Aim of the task: Omit the pictures and retype only the lines from the one containing "Convert this screenshot" through the end of the listing, both ends included.

Listing:
»»

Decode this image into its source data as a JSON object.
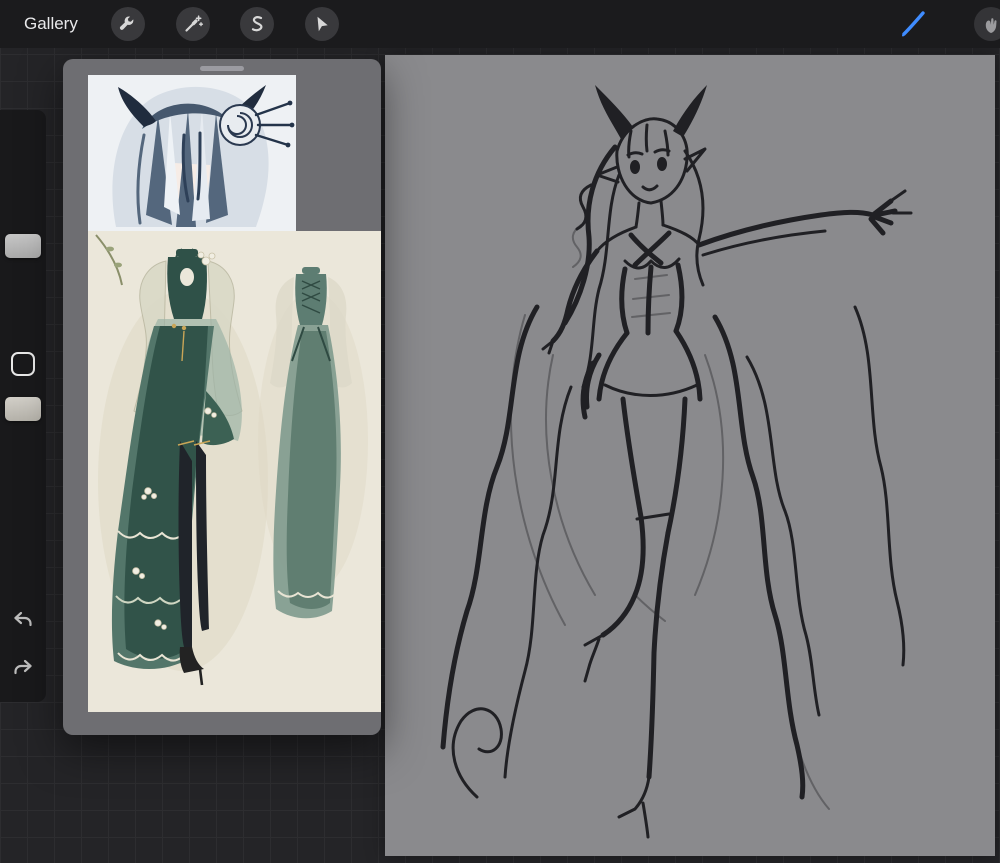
{
  "toolbar": {
    "gallery_label": "Gallery",
    "left_tools": [
      {
        "id": "actions",
        "icon": "wrench-icon"
      },
      {
        "id": "adjustments",
        "icon": "magic-wand-icon"
      },
      {
        "id": "selection",
        "icon": "selection-s-icon"
      },
      {
        "id": "transform",
        "icon": "cursor-arrow-icon"
      }
    ],
    "right_tools": [
      {
        "id": "paint",
        "icon": "paintbrush-icon",
        "active": true
      },
      {
        "id": "smudge",
        "icon": "smudge-finger-icon",
        "active": false
      }
    ],
    "accent_color": "#3f8cff"
  },
  "sidebar": {
    "controls": [
      "brush-size-slider",
      "modify-button",
      "opacity-slider",
      "undo-button",
      "redo-button"
    ]
  },
  "reference_panel": {
    "images": [
      "character-head-reference",
      "outfit-design-reference"
    ]
  },
  "canvas": {
    "content": "figure-sketch",
    "background": "#8a8a8d"
  },
  "colors": {
    "topbar": "#1b1b1d",
    "workspace": "#242427",
    "grid_line": "#2d2d30",
    "panel": "#6e6e72",
    "sketch_ink": "#202024"
  }
}
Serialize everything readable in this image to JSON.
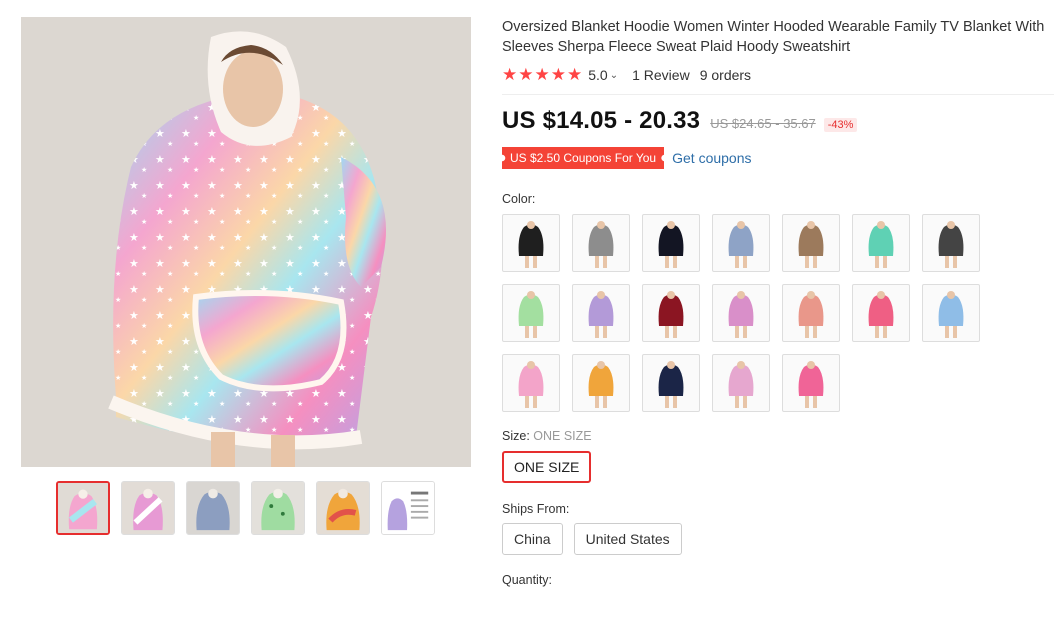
{
  "gallery": {
    "main_image": "oversized-blanket-hoodie-rainbow-stars",
    "thumbnails": [
      "rainbow-stars",
      "pink-white-tie-dye",
      "grey-blue-stars",
      "green-print",
      "orange-tie-dye",
      "size-chart"
    ]
  },
  "product": {
    "title": "Oversized Blanket Hoodie Women Winter Hooded Wearable Family TV Blanket With Sleeves Sherpa Fleece Sweat Plaid Hoody Sweatshirt",
    "rating": "5.0",
    "reviews": "1 Review",
    "orders": "9 orders",
    "price": "US $14.05 - 20.33",
    "original_price": "US $24.65 - 35.67",
    "discount": "-43%",
    "coupon": "US $2.50 Coupons For You",
    "get_coupons": "Get coupons"
  },
  "color": {
    "label": "Color:",
    "swatches": [
      {
        "name": "black",
        "color": "#1f1f1f"
      },
      {
        "name": "grey",
        "color": "#8d8d8d"
      },
      {
        "name": "black-navy",
        "color": "#131523"
      },
      {
        "name": "blue-grey",
        "color": "#8ea3c6"
      },
      {
        "name": "brown",
        "color": "#9c7a5c"
      },
      {
        "name": "mint",
        "color": "#5fd1b4"
      },
      {
        "name": "cow-print",
        "color": "#444444"
      },
      {
        "name": "green-print",
        "color": "#a3dfa0"
      },
      {
        "name": "purple-tie-dye",
        "color": "#b39ad8"
      },
      {
        "name": "wine-red",
        "color": "#8b1522"
      },
      {
        "name": "pink-white",
        "color": "#d98fc9"
      },
      {
        "name": "peach-tie-dye",
        "color": "#e9978a"
      },
      {
        "name": "pink-red",
        "color": "#ef5f84"
      },
      {
        "name": "light-blue",
        "color": "#8fbde7"
      },
      {
        "name": "rainbow-stars",
        "color": "#f3a4c9"
      },
      {
        "name": "orange-tie-dye",
        "color": "#f0a53b"
      },
      {
        "name": "navy-galaxy",
        "color": "#1b2547"
      },
      {
        "name": "pink-stripe",
        "color": "#e6a7cf"
      },
      {
        "name": "hot-pink",
        "color": "#f06497"
      }
    ]
  },
  "size": {
    "label": "Size: ",
    "selected": "ONE SIZE",
    "option": "ONE SIZE"
  },
  "ships_from": {
    "label": "Ships From:",
    "options": [
      "China",
      "United States"
    ]
  },
  "quantity": {
    "label": "Quantity:"
  }
}
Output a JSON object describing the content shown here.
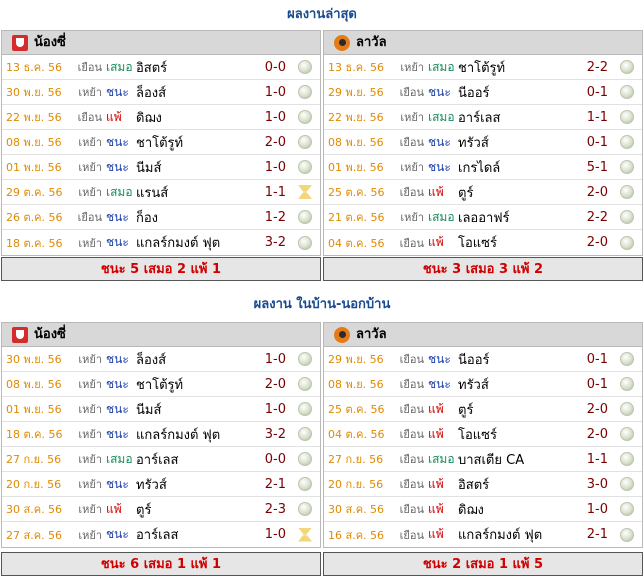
{
  "latest": {
    "title": "ผลงานล่าสุด",
    "left": {
      "team": "น้องซี่",
      "rows": [
        {
          "date": "13 ธ.ค. 56",
          "venue": "เยือน",
          "result": "เสมอ",
          "type": "draw",
          "opponent": "อิสตร์",
          "score": "0-0",
          "icon": "ball"
        },
        {
          "date": "30 พ.ย. 56",
          "venue": "เหย้า",
          "result": "ชนะ",
          "type": "win",
          "opponent": "ล็องส์",
          "score": "1-0",
          "icon": "ball"
        },
        {
          "date": "22 พ.ย. 56",
          "venue": "เยือน",
          "result": "แพ้",
          "type": "loss",
          "opponent": "ดิฌง",
          "score": "1-0",
          "icon": "ball"
        },
        {
          "date": "08 พ.ย. 56",
          "venue": "เหย้า",
          "result": "ชนะ",
          "type": "win",
          "opponent": "ชาโต้รูท์",
          "score": "2-0",
          "icon": "ball"
        },
        {
          "date": "01 พ.ย. 56",
          "venue": "เหย้า",
          "result": "ชนะ",
          "type": "win",
          "opponent": "นีมส์",
          "score": "1-0",
          "icon": "ball"
        },
        {
          "date": "29 ต.ค. 56",
          "venue": "เหย้า",
          "result": "เสมอ",
          "type": "draw",
          "opponent": "แรนส์",
          "score": "1-1",
          "icon": "hourglass"
        },
        {
          "date": "26 ต.ค. 56",
          "venue": "เยือน",
          "result": "ชนะ",
          "type": "win",
          "opponent": "ก็อง",
          "score": "1-2",
          "icon": "ball"
        },
        {
          "date": "18 ต.ค. 56",
          "venue": "เหย้า",
          "result": "ชนะ",
          "type": "win",
          "opponent": "แกลร์กมงต์ ฟุต",
          "score": "3-2",
          "icon": "ball"
        }
      ],
      "summary": "ชนะ 5 เสมอ 2 แพ้ 1"
    },
    "right": {
      "team": "ลาวัล",
      "rows": [
        {
          "date": "13 ธ.ค. 56",
          "venue": "เหย้า",
          "result": "เสมอ",
          "type": "draw",
          "opponent": "ชาโต้รูท์",
          "score": "2-2",
          "icon": "ball"
        },
        {
          "date": "29 พ.ย. 56",
          "venue": "เยือน",
          "result": "ชนะ",
          "type": "win",
          "opponent": "นีออร์",
          "score": "0-1",
          "icon": "ball"
        },
        {
          "date": "22 พ.ย. 56",
          "venue": "เหย้า",
          "result": "เสมอ",
          "type": "draw",
          "opponent": "อาร์เลส",
          "score": "1-1",
          "icon": "ball"
        },
        {
          "date": "08 พ.ย. 56",
          "venue": "เยือน",
          "result": "ชนะ",
          "type": "win",
          "opponent": "ทรัวส์",
          "score": "0-1",
          "icon": "ball"
        },
        {
          "date": "01 พ.ย. 56",
          "venue": "เหย้า",
          "result": "ชนะ",
          "type": "win",
          "opponent": "เกรไดล์",
          "score": "5-1",
          "icon": "ball"
        },
        {
          "date": "25 ต.ค. 56",
          "venue": "เยือน",
          "result": "แพ้",
          "type": "loss",
          "opponent": "ตูร์",
          "score": "2-0",
          "icon": "ball"
        },
        {
          "date": "21 ต.ค. 56",
          "venue": "เหย้า",
          "result": "เสมอ",
          "type": "draw",
          "opponent": "เลออาฟร์",
          "score": "2-2",
          "icon": "ball"
        },
        {
          "date": "04 ต.ค. 56",
          "venue": "เยือน",
          "result": "แพ้",
          "type": "loss",
          "opponent": "โอแซร์",
          "score": "2-0",
          "icon": "ball"
        }
      ],
      "summary": "ชนะ 3 เสมอ 3 แพ้ 2"
    }
  },
  "homeaway": {
    "title": "ผลงาน ในบ้าน-นอกบ้าน",
    "left": {
      "team": "น้องซี่",
      "rows": [
        {
          "date": "30 พ.ย. 56",
          "venue": "เหย้า",
          "result": "ชนะ",
          "type": "win",
          "opponent": "ล็องส์",
          "score": "1-0",
          "icon": "ball"
        },
        {
          "date": "08 พ.ย. 56",
          "venue": "เหย้า",
          "result": "ชนะ",
          "type": "win",
          "opponent": "ชาโต้รูท์",
          "score": "2-0",
          "icon": "ball"
        },
        {
          "date": "01 พ.ย. 56",
          "venue": "เหย้า",
          "result": "ชนะ",
          "type": "win",
          "opponent": "นีมส์",
          "score": "1-0",
          "icon": "ball"
        },
        {
          "date": "18 ต.ค. 56",
          "venue": "เหย้า",
          "result": "ชนะ",
          "type": "win",
          "opponent": "แกลร์กมงต์ ฟุต",
          "score": "3-2",
          "icon": "ball"
        },
        {
          "date": "27 ก.ย. 56",
          "venue": "เหย้า",
          "result": "เสมอ",
          "type": "draw",
          "opponent": "อาร์เลส",
          "score": "0-0",
          "icon": "ball"
        },
        {
          "date": "20 ก.ย. 56",
          "venue": "เหย้า",
          "result": "ชนะ",
          "type": "win",
          "opponent": "ทรัวส์",
          "score": "2-1",
          "icon": "ball"
        },
        {
          "date": "30 ส.ค. 56",
          "venue": "เหย้า",
          "result": "แพ้",
          "type": "loss",
          "opponent": "ตูร์",
          "score": "2-3",
          "icon": "ball"
        },
        {
          "date": "27 ส.ค. 56",
          "venue": "เหย้า",
          "result": "ชนะ",
          "type": "win",
          "opponent": "อาร์เลส",
          "score": "1-0",
          "icon": "hourglass"
        }
      ],
      "summary": "ชนะ 6 เสมอ 1 แพ้ 1"
    },
    "right": {
      "team": "ลาวัล",
      "rows": [
        {
          "date": "29 พ.ย. 56",
          "venue": "เยือน",
          "result": "ชนะ",
          "type": "win",
          "opponent": "นีออร์",
          "score": "0-1",
          "icon": "ball"
        },
        {
          "date": "08 พ.ย. 56",
          "venue": "เยือน",
          "result": "ชนะ",
          "type": "win",
          "opponent": "ทรัวส์",
          "score": "0-1",
          "icon": "ball"
        },
        {
          "date": "25 ต.ค. 56",
          "venue": "เยือน",
          "result": "แพ้",
          "type": "loss",
          "opponent": "ตูร์",
          "score": "2-0",
          "icon": "ball"
        },
        {
          "date": "04 ต.ค. 56",
          "venue": "เยือน",
          "result": "แพ้",
          "type": "loss",
          "opponent": "โอแซร์",
          "score": "2-0",
          "icon": "ball"
        },
        {
          "date": "27 ก.ย. 56",
          "venue": "เยือน",
          "result": "เสมอ",
          "type": "draw",
          "opponent": "บาสเตีย CA",
          "score": "1-1",
          "icon": "ball"
        },
        {
          "date": "20 ก.ย. 56",
          "venue": "เยือน",
          "result": "แพ้",
          "type": "loss",
          "opponent": "อิสตร์",
          "score": "3-0",
          "icon": "ball"
        },
        {
          "date": "30 ส.ค. 56",
          "venue": "เยือน",
          "result": "แพ้",
          "type": "loss",
          "opponent": "ดิฌง",
          "score": "1-0",
          "icon": "ball"
        },
        {
          "date": "16 ส.ค. 56",
          "venue": "เยือน",
          "result": "แพ้",
          "type": "loss",
          "opponent": "แกลร์กมงต์ ฟุต",
          "score": "2-1",
          "icon": "ball"
        }
      ],
      "summary": "ชนะ 2 เสมอ 1 แพ้ 5"
    }
  },
  "colors": {
    "title": "#1a4b8e",
    "date": "#e08a00",
    "win": "#1a3fa8",
    "draw": "#1a8a5a",
    "loss": "#d10000",
    "score": "#7a0000",
    "summary": "#d10000",
    "header_bg": "#d8d8d8"
  },
  "logos": {
    "left_team": "red-shield-logo",
    "right_team": "orange-tiger-logo"
  }
}
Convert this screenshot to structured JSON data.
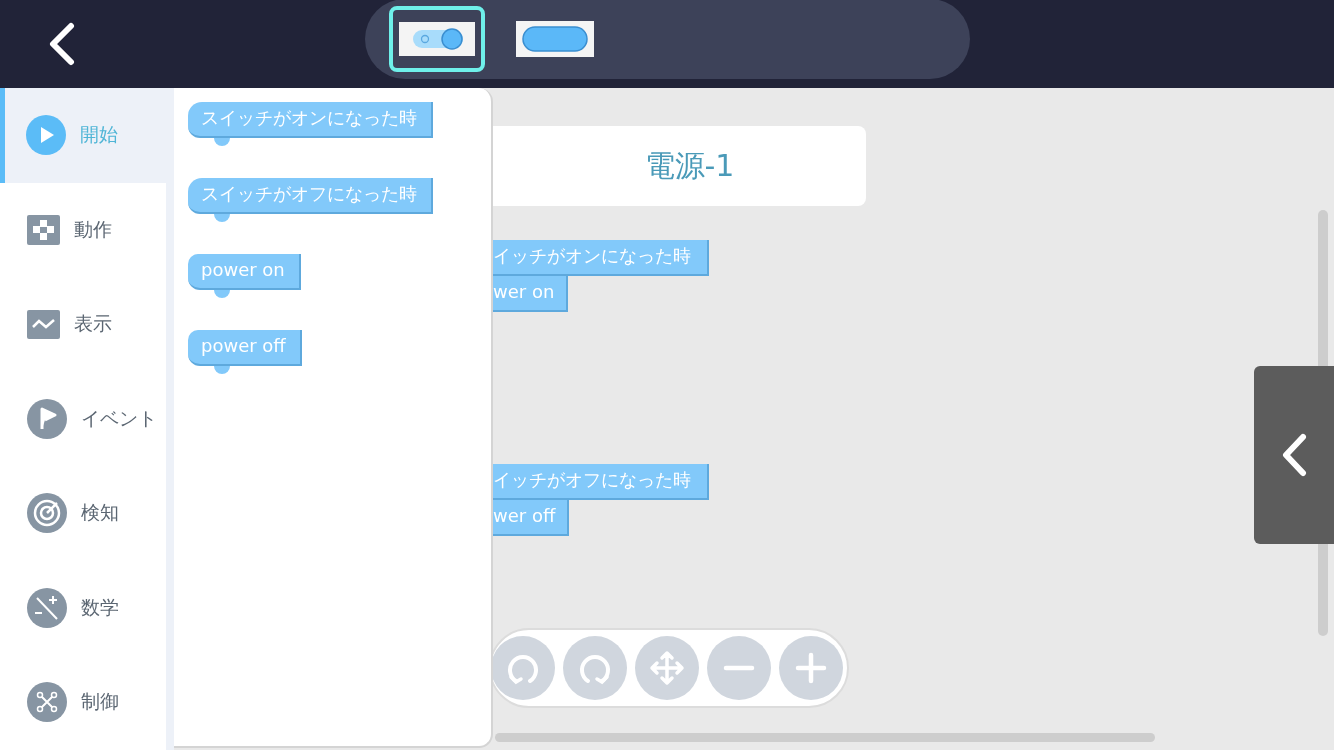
{
  "top_bar": {
    "devices": [
      {
        "kind": "toggle",
        "selected": true
      },
      {
        "kind": "button",
        "selected": false
      }
    ]
  },
  "categories": [
    {
      "label": "開始",
      "selected": true
    },
    {
      "label": "動作",
      "selected": false
    },
    {
      "label": "表示",
      "selected": false
    },
    {
      "label": "イベント",
      "selected": false
    },
    {
      "label": "検知",
      "selected": false
    },
    {
      "label": "数学",
      "selected": false
    },
    {
      "label": "制御",
      "selected": false
    }
  ],
  "palette": {
    "blocks": [
      {
        "kind": "hat",
        "text": "スイッチがオンになった時"
      },
      {
        "kind": "hat",
        "text": "スイッチがオフになった時"
      },
      {
        "kind": "command",
        "text": "power on"
      },
      {
        "kind": "command",
        "text": "power off"
      }
    ]
  },
  "workspace": {
    "title": "電源-1",
    "scripts": [
      {
        "hat": "イッチがオンになった時",
        "command": "wer on"
      },
      {
        "hat": "イッチがオフになった時",
        "command": "wer off"
      }
    ]
  }
}
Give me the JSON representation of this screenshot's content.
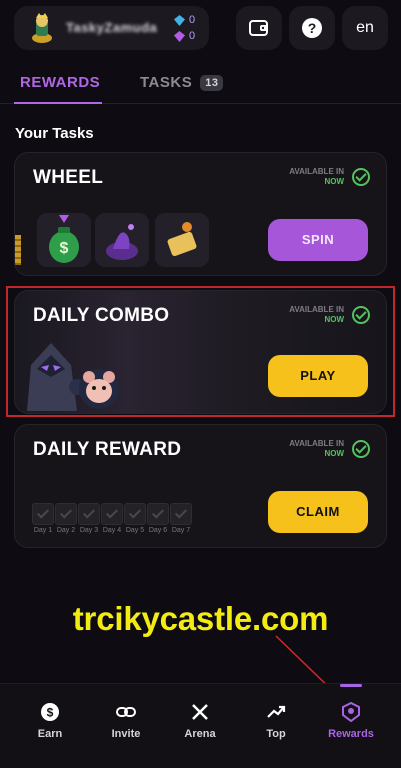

««

Finished answer:
Convert this screenshot to structured JSON data.
{
  "top_bar": {
    "devices": [
      {
        "kind": "toggle",
        "selected": true
      },
      {
        "kind": "button",
        "selected": false
      }
    ]
  },
  "categories": [
    {
      "label": "開始",
      "selected": true
    },
    {
      "label": "動作",
      "selected": false
    },
    {
      "label": "表示",
      "selected": false
    },
    {
      "label": "イベント",
      "selected": false
    },
    {
      "label": "検知",
      "selected": false
    },
    {
      "label": "数学",
      "selected": false
    },
    {
      "label": "制御",
      "selected": false
    }
  ],
  "palette": {
    "blocks": [
      {
        "kind": "hat",
        "text": "スイッチがオンになった時"
      },
      {
        "kind": "hat",
        "text": "スイッチがオフになった時"
      },
      {
        "kind": "command",
        "text": "power on"
      },
      {
        "kind": "command",
        "text": "power off"
      }
    ]
  },
  "workspace": {
    "title": "電源-1",
    "scripts": [
      {
        "hat": "イッチがオンになった時",
        "command": "wer on"
      },
      {
        "hat": "イッチがオフになった時",
        "command": "wer off"
      }
    ]
  }
}
Give me the JSON representation of this screenshot's content.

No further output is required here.